What to work on — Each line containing the word "aiutarlo" must be collected.
--- BEGIN Exercise data ---
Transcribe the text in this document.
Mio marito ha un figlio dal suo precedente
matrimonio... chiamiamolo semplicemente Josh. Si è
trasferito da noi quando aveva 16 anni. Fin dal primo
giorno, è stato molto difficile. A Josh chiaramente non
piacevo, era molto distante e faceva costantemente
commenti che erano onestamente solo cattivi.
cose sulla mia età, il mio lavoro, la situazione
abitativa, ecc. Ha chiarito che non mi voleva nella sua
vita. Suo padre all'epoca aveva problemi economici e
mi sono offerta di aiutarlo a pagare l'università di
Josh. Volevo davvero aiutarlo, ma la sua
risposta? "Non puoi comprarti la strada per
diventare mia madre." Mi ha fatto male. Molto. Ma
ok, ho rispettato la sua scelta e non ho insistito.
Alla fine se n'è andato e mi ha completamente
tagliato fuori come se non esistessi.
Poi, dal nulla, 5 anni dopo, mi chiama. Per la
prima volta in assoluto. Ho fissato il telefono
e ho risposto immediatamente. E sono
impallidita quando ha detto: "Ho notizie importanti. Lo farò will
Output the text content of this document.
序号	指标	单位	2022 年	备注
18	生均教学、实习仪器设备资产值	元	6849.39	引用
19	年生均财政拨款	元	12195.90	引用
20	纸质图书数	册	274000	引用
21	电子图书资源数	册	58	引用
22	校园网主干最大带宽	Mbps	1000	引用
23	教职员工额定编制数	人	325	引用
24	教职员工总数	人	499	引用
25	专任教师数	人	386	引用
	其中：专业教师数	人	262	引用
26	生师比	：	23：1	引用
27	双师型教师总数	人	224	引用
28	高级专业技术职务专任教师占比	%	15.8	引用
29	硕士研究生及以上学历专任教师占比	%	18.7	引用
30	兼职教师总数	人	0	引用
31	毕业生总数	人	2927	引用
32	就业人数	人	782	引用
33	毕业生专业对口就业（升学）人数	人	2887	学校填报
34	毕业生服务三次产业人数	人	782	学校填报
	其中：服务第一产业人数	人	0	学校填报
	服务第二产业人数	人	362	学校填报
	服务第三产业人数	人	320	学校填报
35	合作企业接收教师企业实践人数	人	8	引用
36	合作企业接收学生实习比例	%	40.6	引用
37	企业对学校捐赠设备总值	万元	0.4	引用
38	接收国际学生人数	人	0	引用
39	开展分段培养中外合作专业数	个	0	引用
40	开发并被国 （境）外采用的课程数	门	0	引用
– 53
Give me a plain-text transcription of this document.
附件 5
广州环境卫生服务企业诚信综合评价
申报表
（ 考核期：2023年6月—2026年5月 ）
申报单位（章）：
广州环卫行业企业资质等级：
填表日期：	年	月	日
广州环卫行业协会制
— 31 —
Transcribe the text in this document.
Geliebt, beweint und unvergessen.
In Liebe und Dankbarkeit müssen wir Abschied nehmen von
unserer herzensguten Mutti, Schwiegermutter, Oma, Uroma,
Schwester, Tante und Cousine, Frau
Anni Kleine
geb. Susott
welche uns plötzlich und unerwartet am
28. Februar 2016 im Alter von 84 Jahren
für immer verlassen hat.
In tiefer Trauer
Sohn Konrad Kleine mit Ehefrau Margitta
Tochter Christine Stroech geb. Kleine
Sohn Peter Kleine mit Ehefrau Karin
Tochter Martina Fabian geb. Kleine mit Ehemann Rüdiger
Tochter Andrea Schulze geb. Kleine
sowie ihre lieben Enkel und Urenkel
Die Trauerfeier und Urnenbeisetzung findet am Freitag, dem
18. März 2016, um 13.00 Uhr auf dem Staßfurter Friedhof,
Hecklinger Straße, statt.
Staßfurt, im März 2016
--- END Exercise data ---
Task result —
mi sono offerta di aiutarlo a pagare l'università di
Josh. Volevo davvero aiutarlo, ma la sua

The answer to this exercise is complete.